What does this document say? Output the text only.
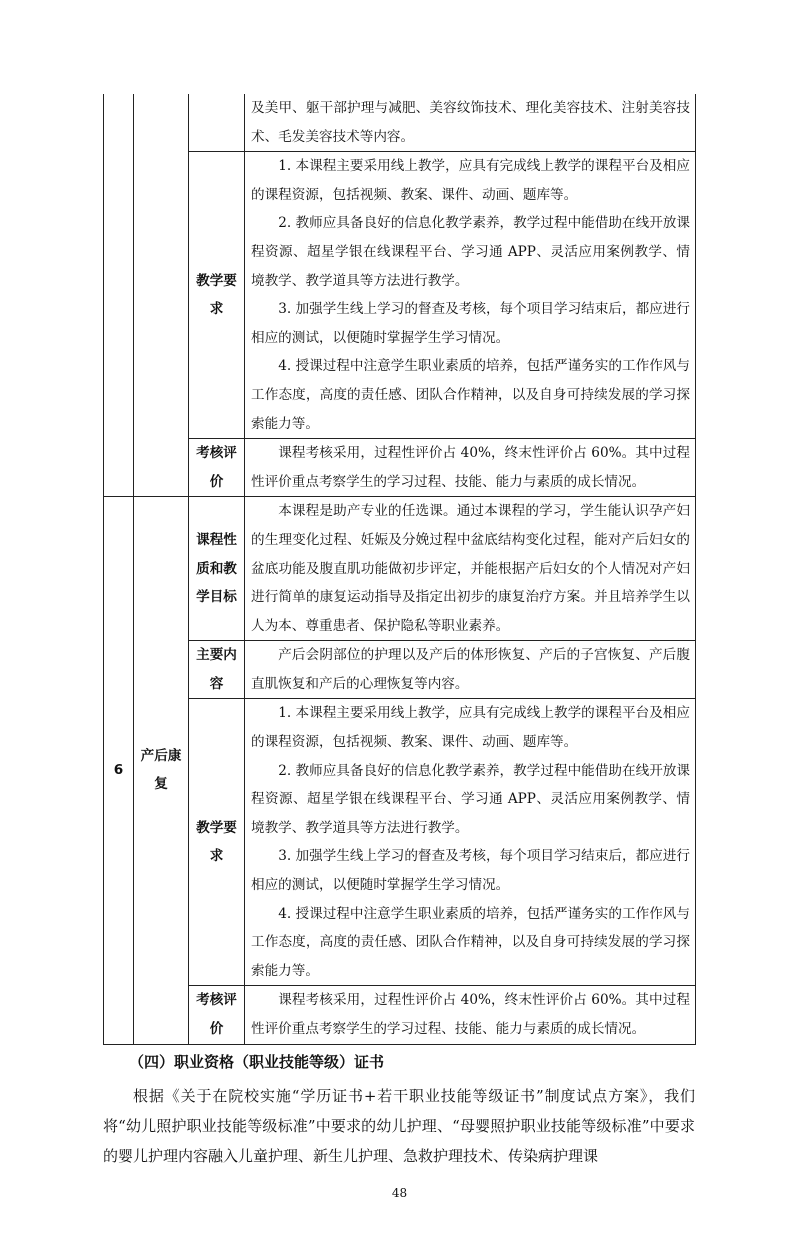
			及美甲、躯干部护理与减肥、美容纹饰技术、理化美容技术、注射美容技术、毛发美容技术等内容。

		教学要求	1. 本课程主要采用线上教学，应具有完成线上教学的课程平台及相应的课程资源，包括视频、教案、课件、动画、题库等。

2. 教师应具备良好的信息化教学素养，教学过程中能借助在线开放课程资源、超星学银在线课程平台、学习通 APP、灵活应用案例教学、情境教学、教学道具等方法进行教学。

3. 加强学生线上学习的督查及考核，每个项目学习结束后，都应进行相应的测试，以便随时掌握学生学习情况。

4. 授课过程中注意学生职业素质的培养，包括严谨务实的工作作风与工作态度，高度的责任感、团队合作精神，以及自身可持续发展的学习探索能力等。

		考核评价	课程考核采用，过程性评价占 40%，终末性评价占 60%。其中过程性评价重点考察学生的学习过程、技能、能力与素质的成长情况。

6	产后康复	课程性质和教学目标	本课程是助产专业的任选课。通过本课程的学习，学生能认识孕产妇的生理变化过程、妊娠及分娩过程中盆底结构变化过程，能对产后妇女的盆底功能及腹直肌功能做初步评定，并能根据产后妇女的个人情况对产妇进行简单的康复运动指导及指定出初步的康复治疗方案。并且培养学生以人为本、尊重患者、保护隐私等职业素养。

		主要内容	产后会阴部位的护理以及产后的体形恢复、产后的子宫恢复、产后腹直肌恢复和产后的心理恢复等内容。

		教学要求	1. 本课程主要采用线上教学，应具有完成线上教学的课程平台及相应的课程资源，包括视频、教案、课件、动画、题库等。

2. 教师应具备良好的信息化教学素养，教学过程中能借助在线开放课程资源、超星学银在线课程平台、学习通 APP、灵活应用案例教学、情境教学、教学道具等方法进行教学。

3. 加强学生线上学习的督查及考核，每个项目学习结束后，都应进行相应的测试，以便随时掌握学生学习情况。

4. 授课过程中注意学生职业素质的培养，包括严谨务实的工作作风与工作态度，高度的责任感、团队合作精神，以及自身可持续发展的学习探索能力等。

		考核评价	课程考核采用，过程性评价占 40%，终末性评价占 60%。其中过程性评价重点考察学生的学习过程、技能、能力与素质的成长情况。

（四）职业资格（职业技能等级）证书

根据《关于在院校实施“学历证书+若干职业技能等级证书”制度试点方案》，我们将“幼儿照护职业技能等级标准”中要求的幼儿护理、“母婴照护职业技能等级标准”中要求的婴儿护理内容融入儿童护理、新生儿护理、急救护理技术、传染病护理课

48
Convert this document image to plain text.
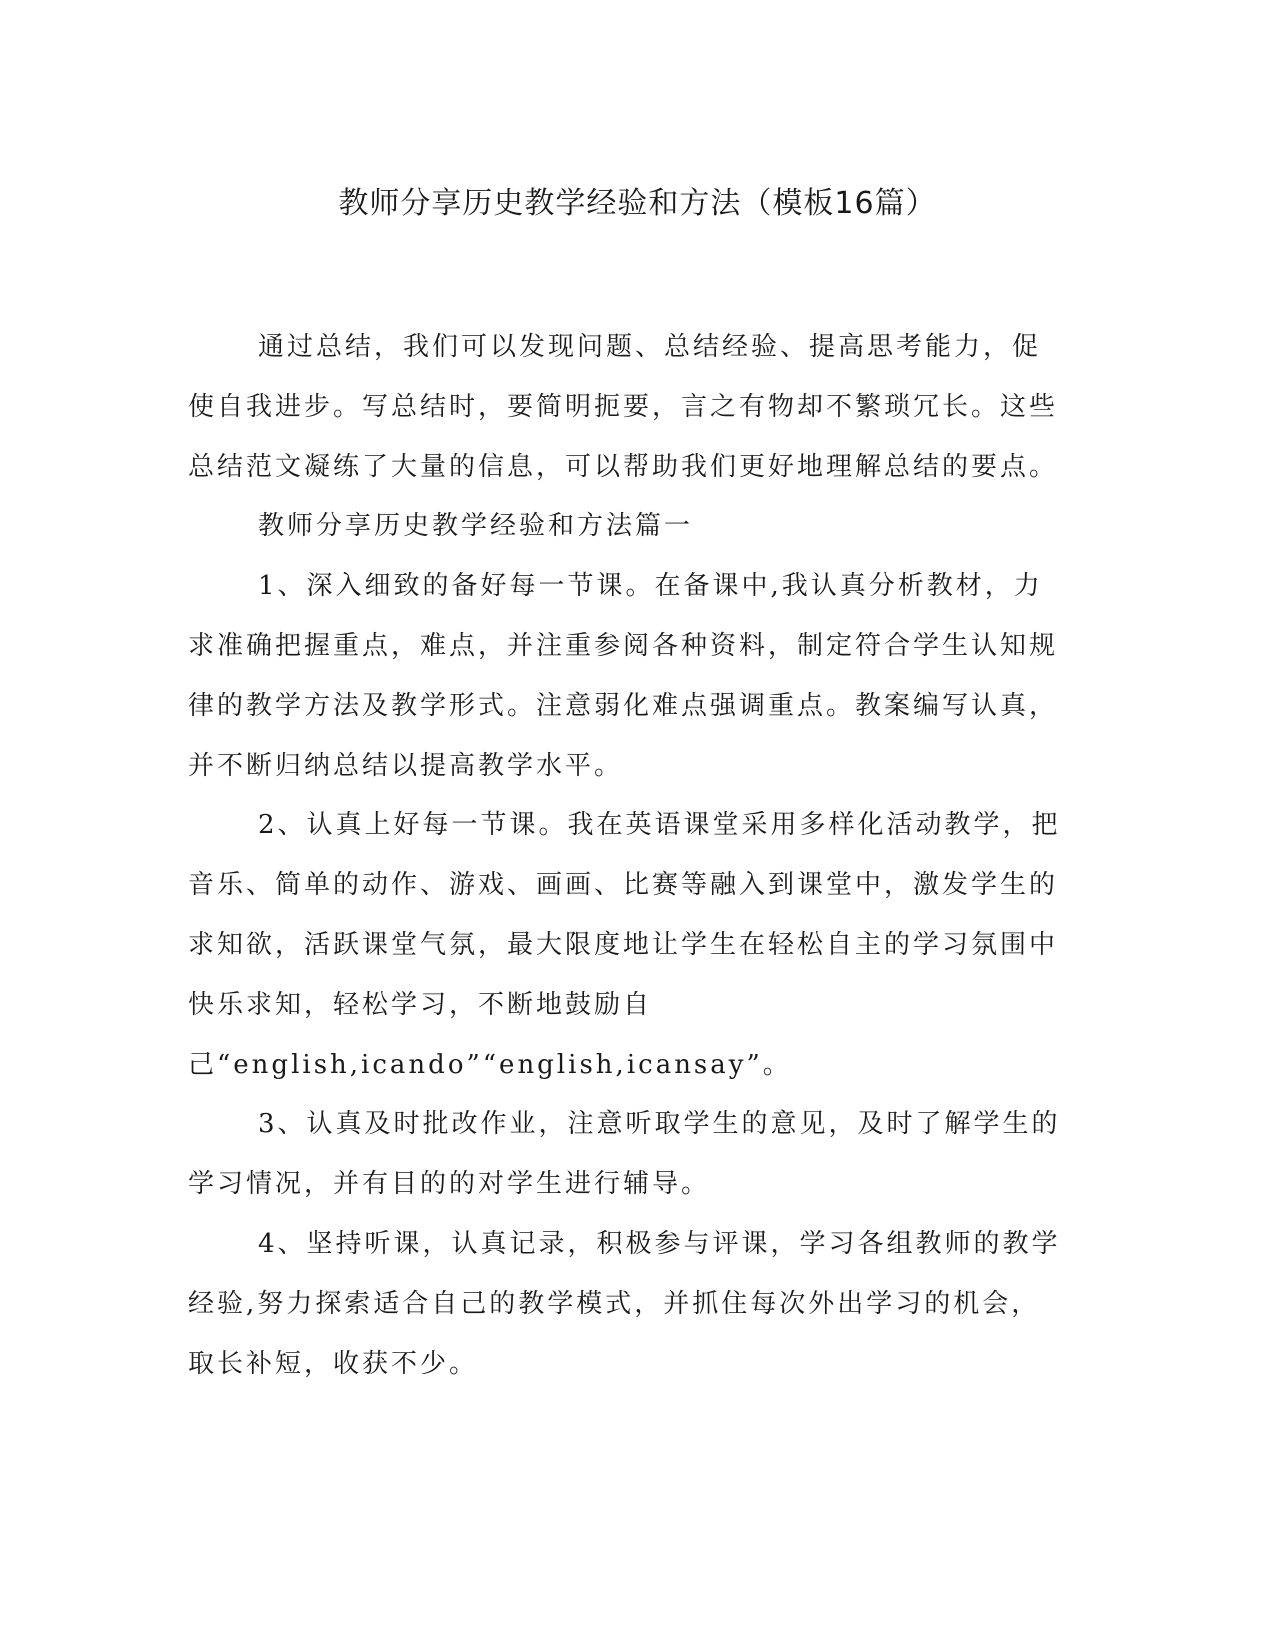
教师分享历史教学经验和方法（模板16篇）

通过总结，我们可以发现问题、总结经验、提高思考能力，促使自我进步。写总结时，要简明扼要，言之有物却不繁琐冗长。这些总结范文凝练了大量的信息，可以帮助我们更好地理解总结的要点。

教师分享历史教学经验和方法篇一

1、深入细致的备好每一节课。在备课中,我认真分析教材，力求准确把握重点，难点，并注重参阅各种资料，制定符合学生认知规律的教学方法及教学形式。注意弱化难点强调重点。教案编写认真，并不断归纳总结以提高教学水平。

2、认真上好每一节课。我在英语课堂采用多样化活动教学，把音乐、简单的动作、游戏、画画、比赛等融入到课堂中，激发学生的求知欲，活跃课堂气氛，最大限度地让学生在轻松自主的学习氛围中快乐求知，轻松学习，不断地鼓励自己“english,icando”“english,icansay”。

3、认真及时批改作业，注意听取学生的意见，及时了解学生的学习情况，并有目的的对学生进行辅导。

4、坚持听课，认真记录，积极参与评课，学习各组教师的教学经验,努力探索适合自己的教学模式，并抓住每次外出学习的机会，取长补短，收获不少。
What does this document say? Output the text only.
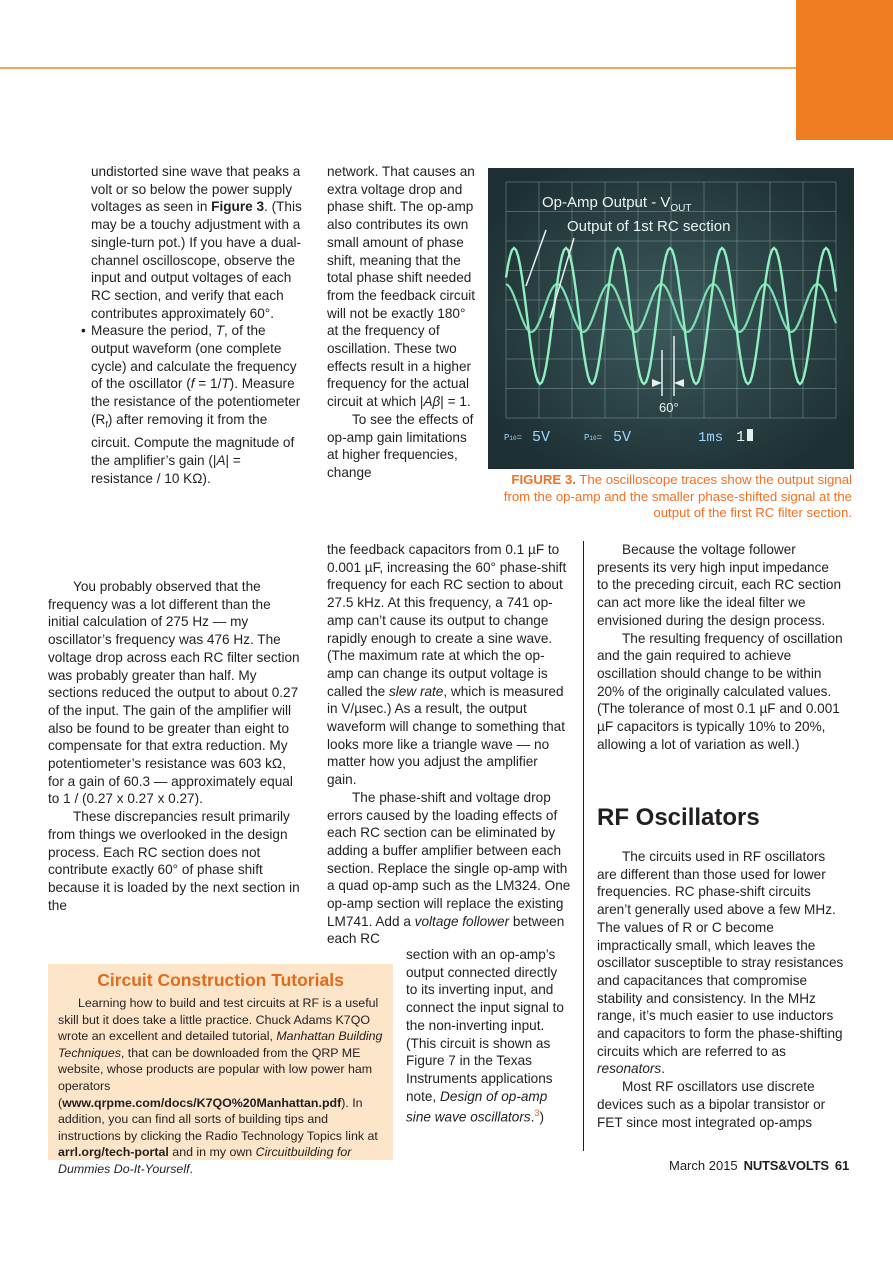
undistorted sine wave that peaks a volt or so below the power supply voltages as seen in Figure 3. (This may be a touchy adjustment with a single-turn pot.) If you have a dual-channel oscilloscope, observe the input and output voltages of each RC section, and verify that each contributes approximately 60°.
• Measure the period, T, of the output waveform (one complete cycle) and calculate the frequency of the oscillator (f = 1/T). Measure the resistance of the potentiometer $(R_f)$ after removing it from the circuit. Compute the magnitude of the amplifier’s gain (|A| = resistance / 10 KΩ).

You probably observed that the frequency was a lot different than the initial calculation of 275 Hz — my oscillator’s frequency was 476 Hz. The voltage drop across each RC filter section was probably greater than half. My sections reduced the output to about 0.27 of the input. The gain of the amplifier will also be found to be greater than eight to compensate for that extra reduction. My potentiometer’s resistance was 603 kΩ, for a gain of 60.3 — approximately equal to 1 / (0.27 x 0.27 x 0.27).

These discrepancies result primarily from things we overlooked in the design process. Each RC section does not contribute exactly 60° of phase shift because it is loaded by the next section in the

network. That causes an extra voltage drop and phase shift. The op-amp also contributes its own small amount of phase shift, meaning that the total phase shift needed from the feedback circuit will not be exactly 180° at the frequency of oscillation. These two effects result in a higher frequency for the actual circuit at which |Aβ| = 1.

To see the effects of op-amp gain limitations at higher frequencies, change

the feedback capacitors from 0.1 µF to 0.001 µF, increasing the 60° phase-shift frequency for each RC section to about 27.5 kHz. At this frequency, a 741 op-amp can’t cause its output to change rapidly enough to create a sine wave. (The maximum rate at which the op-amp can change its output voltage is called the slew rate, which is measured in V/µsec.) As a result, the output waveform will change to something that looks more like a triangle wave — no matter how you adjust the amplifier gain.

The phase-shift and voltage drop errors caused by the loading effects of each RC section can be eliminated by adding a buffer amplifier between each section. Replace the single op-amp with a quad op-amp such as the LM324. One op-amp section will replace the existing LM741. Add a voltage follower between each RC

section with an op-amp’s output connected directly to its inverting input, and connect the input signal to the non-inverting input. (This circuit is shown as Figure 7 in the Texas Instruments applications note, Design of op-amp sine wave oscillators.$^3$)

Because the voltage follower presents its very high input impedance to the preceding circuit, each RC section can act more like the ideal filter we envisioned during the design process.

The resulting frequency of oscillation and the gain required to achieve oscillation should change to be within 20% of the originally calculated values. (The tolerance of most 0.1 µF and 0.001 µF capacitors is typically 10% to 20%, allowing a lot of variation as well.)

RF Oscillators

The circuits used in RF oscillators are different than those used for lower frequencies. RC phase-shift circuits aren’t generally used above a few MHz. The values of R or C become impractically small, which leaves the oscillator susceptible to stray resistances and capacitances that compromise stability and consistency. In the MHz range, it’s much easier to use inductors and capacitors to form the phase-shifting circuits which are referred to as resonators.

Most RF oscillators use discrete devices such as a bipolar transistor or FET since most integrated op-amps

60°
Op-Amp Output - $V_{OUT}$
Output of 1st RC section
P10= 5V	P10= 5V	1ms 1
FIGURE 3. The oscilloscope traces show the output signal from the op-amp and the smaller phase-shifted signal at the output of the first RC filter section.
Circuit Construction Tutorials

Learning how to build and test circuits at RF is a useful skill but it does take a little practice. Chuck Adams K7QO wrote an excellent and detailed tutorial, Manhattan Building Techniques, that can be downloaded from the QRP ME website, whose products are popular with low power ham operators (www.qrpme.com/docs/K7QO%20Manhattan.pdf). In addition, you can find all sorts of building tips and instructions by clicking the Radio Technology Topics link at arrl.org/tech-portal and in my own Circuitbuilding for Dummies Do-It-Yourself.	March 2015 NUTS&VOLTS 61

· · ·

The problem: Retype the whole listing exactly and leave the pictures out.

Task output:
What does this document say? Output the text only.
			及美甲、躯干部护理与减肥、美容纹饰技术、理化美容技术、注射美容技术、毛发美容技术等内容。

		教学要求	1. 本课程主要采用线上教学，应具有完成线上教学的课程平台及相应的课程资源，包括视频、教案、课件、动画、题库等。

2. 教师应具备良好的信息化教学素养，教学过程中能借助在线开放课程资源、超星学银在线课程平台、学习通 APP、灵活应用案例教学、情境教学、教学道具等方法进行教学。

3. 加强学生线上学习的督查及考核，每个项目学习结束后，都应进行相应的测试，以便随时掌握学生学习情况。

4. 授课过程中注意学生职业素质的培养，包括严谨务实的工作作风与工作态度，高度的责任感、团队合作精神，以及自身可持续发展的学习探索能力等。

		考核评价	课程考核采用，过程性评价占 40%，终末性评价占 60%。其中过程性评价重点考察学生的学习过程、技能、能力与素质的成长情况。

6	产后康复	课程性质和教学目标	本课程是助产专业的任选课。通过本课程的学习，学生能认识孕产妇的生理变化过程、妊娠及分娩过程中盆底结构变化过程，能对产后妇女的盆底功能及腹直肌功能做初步评定，并能根据产后妇女的个人情况对产妇进行简单的康复运动指导及指定出初步的康复治疗方案。并且培养学生以人为本、尊重患者、保护隐私等职业素养。

		主要内容	产后会阴部位的护理以及产后的体形恢复、产后的子宫恢复、产后腹直肌恢复和产后的心理恢复等内容。

		教学要求	1. 本课程主要采用线上教学，应具有完成线上教学的课程平台及相应的课程资源，包括视频、教案、课件、动画、题库等。

2. 教师应具备良好的信息化教学素养，教学过程中能借助在线开放课程资源、超星学银在线课程平台、学习通 APP、灵活应用案例教学、情境教学、教学道具等方法进行教学。

3. 加强学生线上学习的督查及考核，每个项目学习结束后，都应进行相应的测试，以便随时掌握学生学习情况。

4. 授课过程中注意学生职业素质的培养，包括严谨务实的工作作风与工作态度，高度的责任感、团队合作精神，以及自身可持续发展的学习探索能力等。

		考核评价	课程考核采用，过程性评价占 40%，终末性评价占 60%。其中过程性评价重点考察学生的学习过程、技能、能力与素质的成长情况。

（四）职业资格（职业技能等级）证书

根据《关于在院校实施“学历证书+若干职业技能等级证书”制度试点方案》，我们将“幼儿照护职业技能等级标准”中要求的幼儿护理、“母婴照护职业技能等级标准”中要求的婴儿护理内容融入儿童护理、新生儿护理、急救护理技术、传染病护理课

48
Convert this document image to plain text.
教师分享历史教学经验和方法（模板16篇）

通过总结，我们可以发现问题、总结经验、提高思考能力，促使自我进步。写总结时，要简明扼要，言之有物却不繁琐冗长。这些总结范文凝练了大量的信息，可以帮助我们更好地理解总结的要点。

教师分享历史教学经验和方法篇一

1、深入细致的备好每一节课。在备课中,我认真分析教材，力求准确把握重点，难点，并注重参阅各种资料，制定符合学生认知规律的教学方法及教学形式。注意弱化难点强调重点。教案编写认真，并不断归纳总结以提高教学水平。

2、认真上好每一节课。我在英语课堂采用多样化活动教学，把音乐、简单的动作、游戏、画画、比赛等融入到课堂中，激发学生的求知欲，活跃课堂气氛，最大限度地让学生在轻松自主的学习氛围中快乐求知，轻松学习，不断地鼓励自己“english,icando”“english,icansay”。

3、认真及时批改作业，注意听取学生的意见，及时了解学生的学习情况，并有目的的对学生进行辅导。

4、坚持听课，认真记录，积极参与评课，学习各组教师的教学经验,努力探索适合自己的教学模式，并抓住每次外出学习的机会，取长补短，收获不少。
What does this document say? Output the text only.
undistorted sine wave that peaks a volt or so below the power supply voltages as seen in Figure 3. (This may be a touchy adjustment with a single-turn pot.) If you have a dual-channel oscilloscope, observe the input and output voltages of each RC section, and verify that each contributes approximately 60°.
• Measure the period, T, of the output waveform (one complete cycle) and calculate the frequency of the oscillator (f = 1/T). Measure the resistance of the potentiometer $(R_f)$ after removing it from the circuit. Compute the magnitude of the amplifier’s gain (|A| = resistance / 10 KΩ).

You probably observed that the frequency was a lot different than the initial calculation of 275 Hz — my oscillator’s frequency was 476 Hz. The voltage drop across each RC filter section was probably greater than half. My sections reduced the output to about 0.27 of the input. The gain of the amplifier will also be found to be greater than eight to compensate for that extra reduction. My potentiometer’s resistance was 603 kΩ, for a gain of 60.3 — approximately equal to 1 / (0.27 x 0.27 x 0.27).

These discrepancies result primarily from things we overlooked in the design process. Each RC section does not contribute exactly 60° of phase shift because it is loaded by the next section in the

network. That causes an extra voltage drop and phase shift. The op-amp also contributes its own small amount of phase shift, meaning that the total phase shift needed from the feedback circuit will not be exactly 180° at the frequency of oscillation. These two effects result in a higher frequency for the actual circuit at which |Aβ| = 1.

To see the effects of op-amp gain limitations at higher frequencies, change

the feedback capacitors from 0.1 µF to 0.001 µF, increasing the 60° phase-shift frequency for each RC section to about 27.5 kHz. At this frequency, a 741 op-amp can’t cause its output to change rapidly enough to create a sine wave. (The maximum rate at which the op-amp can change its output voltage is called the slew rate, which is measured in V/µsec.) As a result, the output waveform will change to something that looks more like a triangle wave — no matter how you adjust the amplifier gain.

The phase-shift and voltage drop errors caused by the loading effects of each RC section can be eliminated by adding a buffer amplifier between each section. Replace the single op-amp with a quad op-amp such as the LM324. One op-amp section will replace the existing LM741. Add a voltage follower between each RC

section with an op-amp’s output connected directly to its inverting input, and connect the input signal to the non-inverting input. (This circuit is shown as Figure 7 in the Texas Instruments applications note, Design of op-amp sine wave oscillators.$^3$)

Because the voltage follower presents its very high input impedance to the preceding circuit, each RC section can act more like the ideal filter we envisioned during the design process.

The resulting frequency of oscillation and the gain required to achieve oscillation should change to be within 20% of the originally calculated values. (The tolerance of most 0.1 µF and 0.001 µF capacitors is typically 10% to 20%, allowing a lot of variation as well.)

RF Oscillators

The circuits used in RF oscillators are different than those used for lower frequencies. RC phase-shift circuits aren’t generally used above a few MHz. The values of R or C become impractically small, which leaves the oscillator susceptible to stray resistances and capacitances that compromise stability and consistency. In the MHz range, it’s much easier to use inductors and capacitors to form the phase-shifting circuits which are referred to as resonators.

Most RF oscillators use discrete devices such as a bipolar transistor or FET since most integrated op-amps

60°
Op-Amp Output - $V_{OUT}$
Output of 1st RC section
P10= 5V	P10= 5V	1ms 1
FIGURE 3. The oscilloscope traces show the output signal from the op-amp and the smaller phase-shifted signal at the output of the first RC filter section.
Circuit Construction Tutorials

Learning how to build and test circuits at RF is a useful skill but it does take a little practice. Chuck Adams K7QO wrote an excellent and detailed tutorial, Manhattan Building Techniques, that can be downloaded from the QRP ME website, whose products are popular with low power ham operators (www.qrpme.com/docs/K7QO%20Manhattan.pdf). In addition, you can find all sorts of building tips and instructions by clicking the Radio Technology Topics link at arrl.org/tech-portal and in my own Circuitbuilding for Dummies Do-It-Yourself.	March 2015 NUTS&VOLTS 61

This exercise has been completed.